(begin)

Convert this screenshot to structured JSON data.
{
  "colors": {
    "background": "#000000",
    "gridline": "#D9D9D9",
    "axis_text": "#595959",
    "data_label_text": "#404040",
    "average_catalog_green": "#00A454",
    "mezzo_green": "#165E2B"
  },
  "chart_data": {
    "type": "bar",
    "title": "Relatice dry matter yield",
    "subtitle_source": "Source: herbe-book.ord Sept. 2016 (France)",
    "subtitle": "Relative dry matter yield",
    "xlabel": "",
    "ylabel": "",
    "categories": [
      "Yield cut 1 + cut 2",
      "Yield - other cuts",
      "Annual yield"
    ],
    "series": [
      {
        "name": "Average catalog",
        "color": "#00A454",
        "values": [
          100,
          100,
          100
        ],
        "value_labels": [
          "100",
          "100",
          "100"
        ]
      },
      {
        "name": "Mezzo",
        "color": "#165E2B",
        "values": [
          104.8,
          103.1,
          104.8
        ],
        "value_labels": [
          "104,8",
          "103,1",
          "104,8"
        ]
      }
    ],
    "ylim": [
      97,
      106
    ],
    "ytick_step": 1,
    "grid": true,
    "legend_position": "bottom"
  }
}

(end)
(begin)

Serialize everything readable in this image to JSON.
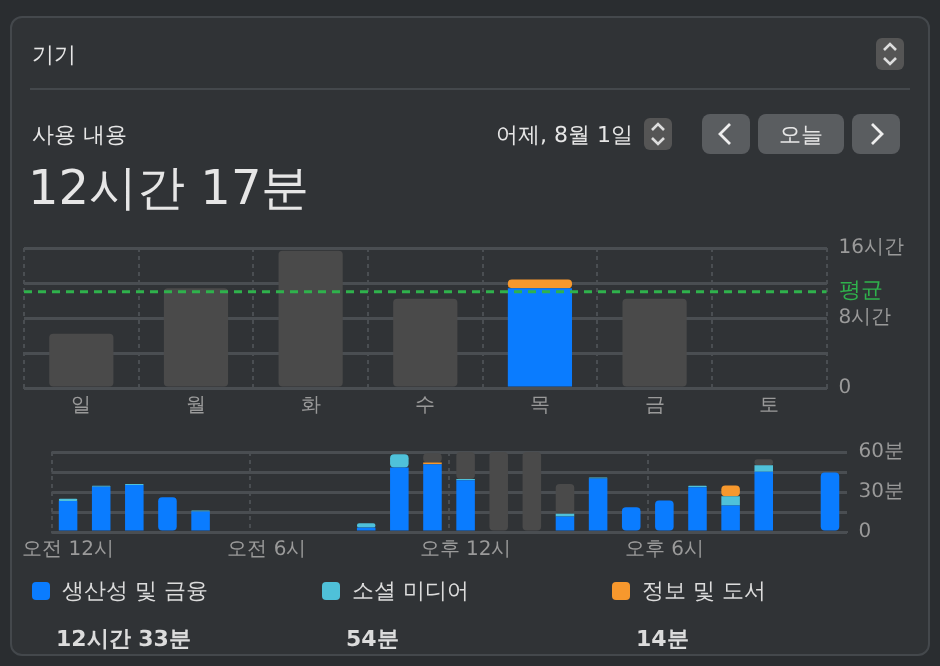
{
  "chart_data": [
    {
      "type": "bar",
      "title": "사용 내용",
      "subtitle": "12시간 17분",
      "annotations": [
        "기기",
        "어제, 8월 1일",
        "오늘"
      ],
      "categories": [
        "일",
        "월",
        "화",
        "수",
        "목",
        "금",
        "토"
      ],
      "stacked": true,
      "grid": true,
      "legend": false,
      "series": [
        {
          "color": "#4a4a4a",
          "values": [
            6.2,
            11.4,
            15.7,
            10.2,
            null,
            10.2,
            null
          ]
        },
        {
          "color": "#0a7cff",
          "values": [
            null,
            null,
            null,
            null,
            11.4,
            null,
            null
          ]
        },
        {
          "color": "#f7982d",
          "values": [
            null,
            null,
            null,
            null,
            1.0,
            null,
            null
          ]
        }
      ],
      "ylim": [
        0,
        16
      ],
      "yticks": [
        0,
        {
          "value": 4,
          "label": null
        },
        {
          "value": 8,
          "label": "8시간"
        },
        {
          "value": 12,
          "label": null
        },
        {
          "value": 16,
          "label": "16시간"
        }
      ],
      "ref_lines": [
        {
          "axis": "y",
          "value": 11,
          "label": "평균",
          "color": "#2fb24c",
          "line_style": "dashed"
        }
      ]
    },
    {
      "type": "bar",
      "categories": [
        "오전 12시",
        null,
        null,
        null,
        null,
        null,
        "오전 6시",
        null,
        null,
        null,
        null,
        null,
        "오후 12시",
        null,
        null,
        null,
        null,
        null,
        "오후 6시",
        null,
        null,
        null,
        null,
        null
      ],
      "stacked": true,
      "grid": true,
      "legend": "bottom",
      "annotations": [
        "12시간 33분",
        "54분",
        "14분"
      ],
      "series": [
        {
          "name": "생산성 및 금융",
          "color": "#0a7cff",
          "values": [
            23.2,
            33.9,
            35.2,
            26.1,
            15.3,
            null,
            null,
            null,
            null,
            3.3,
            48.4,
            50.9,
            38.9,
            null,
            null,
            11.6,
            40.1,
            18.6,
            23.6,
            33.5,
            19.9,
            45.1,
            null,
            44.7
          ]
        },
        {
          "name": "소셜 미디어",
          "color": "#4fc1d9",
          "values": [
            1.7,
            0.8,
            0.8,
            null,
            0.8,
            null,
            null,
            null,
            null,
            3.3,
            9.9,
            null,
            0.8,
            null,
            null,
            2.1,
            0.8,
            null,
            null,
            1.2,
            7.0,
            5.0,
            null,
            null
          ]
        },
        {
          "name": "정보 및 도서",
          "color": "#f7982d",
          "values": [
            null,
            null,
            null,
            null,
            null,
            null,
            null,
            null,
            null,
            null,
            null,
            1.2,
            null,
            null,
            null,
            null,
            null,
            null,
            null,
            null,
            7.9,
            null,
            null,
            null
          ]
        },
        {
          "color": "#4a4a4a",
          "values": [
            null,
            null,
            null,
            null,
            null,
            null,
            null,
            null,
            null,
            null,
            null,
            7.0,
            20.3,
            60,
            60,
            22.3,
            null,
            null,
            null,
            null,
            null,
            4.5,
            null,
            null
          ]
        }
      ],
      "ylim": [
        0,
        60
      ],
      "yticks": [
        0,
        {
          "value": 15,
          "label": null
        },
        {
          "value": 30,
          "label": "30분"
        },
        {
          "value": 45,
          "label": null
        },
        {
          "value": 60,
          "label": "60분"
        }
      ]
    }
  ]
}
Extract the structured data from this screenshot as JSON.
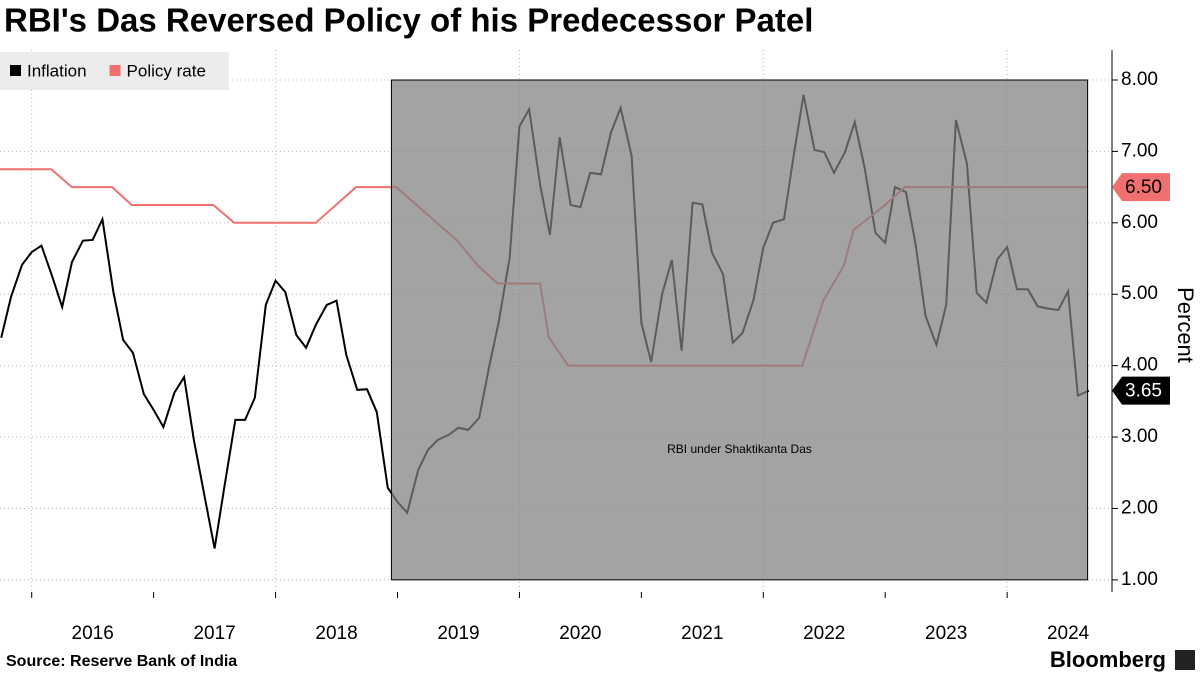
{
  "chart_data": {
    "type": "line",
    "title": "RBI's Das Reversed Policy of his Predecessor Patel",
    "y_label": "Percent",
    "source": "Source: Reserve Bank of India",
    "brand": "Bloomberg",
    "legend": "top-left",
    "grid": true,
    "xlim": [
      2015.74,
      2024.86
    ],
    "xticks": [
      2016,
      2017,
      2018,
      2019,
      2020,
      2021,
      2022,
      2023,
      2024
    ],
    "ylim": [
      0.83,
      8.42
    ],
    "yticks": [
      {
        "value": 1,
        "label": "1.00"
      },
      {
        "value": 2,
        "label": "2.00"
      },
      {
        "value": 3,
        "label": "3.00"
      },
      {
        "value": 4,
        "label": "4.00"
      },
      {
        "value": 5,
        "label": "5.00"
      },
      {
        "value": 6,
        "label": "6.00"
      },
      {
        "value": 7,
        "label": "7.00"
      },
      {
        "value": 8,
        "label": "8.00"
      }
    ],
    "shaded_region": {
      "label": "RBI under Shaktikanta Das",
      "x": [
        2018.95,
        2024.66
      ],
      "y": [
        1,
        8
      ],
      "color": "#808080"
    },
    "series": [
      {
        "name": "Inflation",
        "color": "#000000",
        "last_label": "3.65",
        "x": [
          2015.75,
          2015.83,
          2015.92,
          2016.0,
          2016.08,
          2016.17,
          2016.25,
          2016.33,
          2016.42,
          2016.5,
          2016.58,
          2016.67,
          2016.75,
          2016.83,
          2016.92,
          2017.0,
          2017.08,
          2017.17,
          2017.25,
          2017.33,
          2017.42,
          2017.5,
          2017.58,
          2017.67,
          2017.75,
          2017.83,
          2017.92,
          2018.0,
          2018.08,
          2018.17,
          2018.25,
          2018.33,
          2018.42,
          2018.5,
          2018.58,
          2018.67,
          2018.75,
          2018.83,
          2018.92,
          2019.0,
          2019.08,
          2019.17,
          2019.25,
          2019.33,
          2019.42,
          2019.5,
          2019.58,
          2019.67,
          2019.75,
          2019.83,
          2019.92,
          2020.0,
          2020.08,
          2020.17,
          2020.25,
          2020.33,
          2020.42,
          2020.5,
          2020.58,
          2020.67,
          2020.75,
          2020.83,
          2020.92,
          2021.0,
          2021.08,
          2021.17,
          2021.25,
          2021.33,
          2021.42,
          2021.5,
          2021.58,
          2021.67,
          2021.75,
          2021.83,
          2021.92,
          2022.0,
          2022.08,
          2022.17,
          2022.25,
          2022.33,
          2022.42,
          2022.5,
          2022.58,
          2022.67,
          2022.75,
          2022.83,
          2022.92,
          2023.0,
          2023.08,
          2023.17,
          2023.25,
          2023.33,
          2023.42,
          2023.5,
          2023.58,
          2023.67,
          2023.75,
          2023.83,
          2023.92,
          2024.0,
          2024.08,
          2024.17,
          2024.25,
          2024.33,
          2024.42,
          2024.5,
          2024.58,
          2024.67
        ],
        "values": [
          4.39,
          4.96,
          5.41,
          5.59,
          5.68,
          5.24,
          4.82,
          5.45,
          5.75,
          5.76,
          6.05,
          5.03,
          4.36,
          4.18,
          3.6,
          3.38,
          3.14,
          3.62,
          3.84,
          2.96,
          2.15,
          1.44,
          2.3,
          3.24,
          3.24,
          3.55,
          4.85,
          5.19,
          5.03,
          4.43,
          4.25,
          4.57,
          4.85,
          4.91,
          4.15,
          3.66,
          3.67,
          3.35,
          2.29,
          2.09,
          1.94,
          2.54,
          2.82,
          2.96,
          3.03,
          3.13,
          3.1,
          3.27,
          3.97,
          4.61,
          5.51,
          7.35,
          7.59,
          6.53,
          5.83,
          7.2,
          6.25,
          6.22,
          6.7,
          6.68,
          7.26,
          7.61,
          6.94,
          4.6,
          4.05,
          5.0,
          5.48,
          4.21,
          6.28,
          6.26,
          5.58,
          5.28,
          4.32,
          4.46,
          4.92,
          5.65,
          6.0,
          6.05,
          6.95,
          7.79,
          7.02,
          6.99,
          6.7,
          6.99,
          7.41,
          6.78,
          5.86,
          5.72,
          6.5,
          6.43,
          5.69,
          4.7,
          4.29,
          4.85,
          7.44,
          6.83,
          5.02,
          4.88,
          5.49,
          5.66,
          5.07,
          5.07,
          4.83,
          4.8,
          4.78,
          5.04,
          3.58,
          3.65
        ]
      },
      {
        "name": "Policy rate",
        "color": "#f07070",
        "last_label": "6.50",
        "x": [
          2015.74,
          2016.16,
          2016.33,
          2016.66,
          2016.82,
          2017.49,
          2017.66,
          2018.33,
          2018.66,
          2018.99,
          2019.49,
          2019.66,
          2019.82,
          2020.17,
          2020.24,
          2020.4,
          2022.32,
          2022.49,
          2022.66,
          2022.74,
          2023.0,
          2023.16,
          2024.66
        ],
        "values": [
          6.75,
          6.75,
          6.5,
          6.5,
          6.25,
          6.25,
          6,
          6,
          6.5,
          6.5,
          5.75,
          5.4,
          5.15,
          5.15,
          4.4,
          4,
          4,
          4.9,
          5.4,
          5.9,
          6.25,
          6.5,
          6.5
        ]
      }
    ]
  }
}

(end)

Copy every line in the records above that contains the word "bottom".

    "legend_position": "bottom"
      "legend": "bottom",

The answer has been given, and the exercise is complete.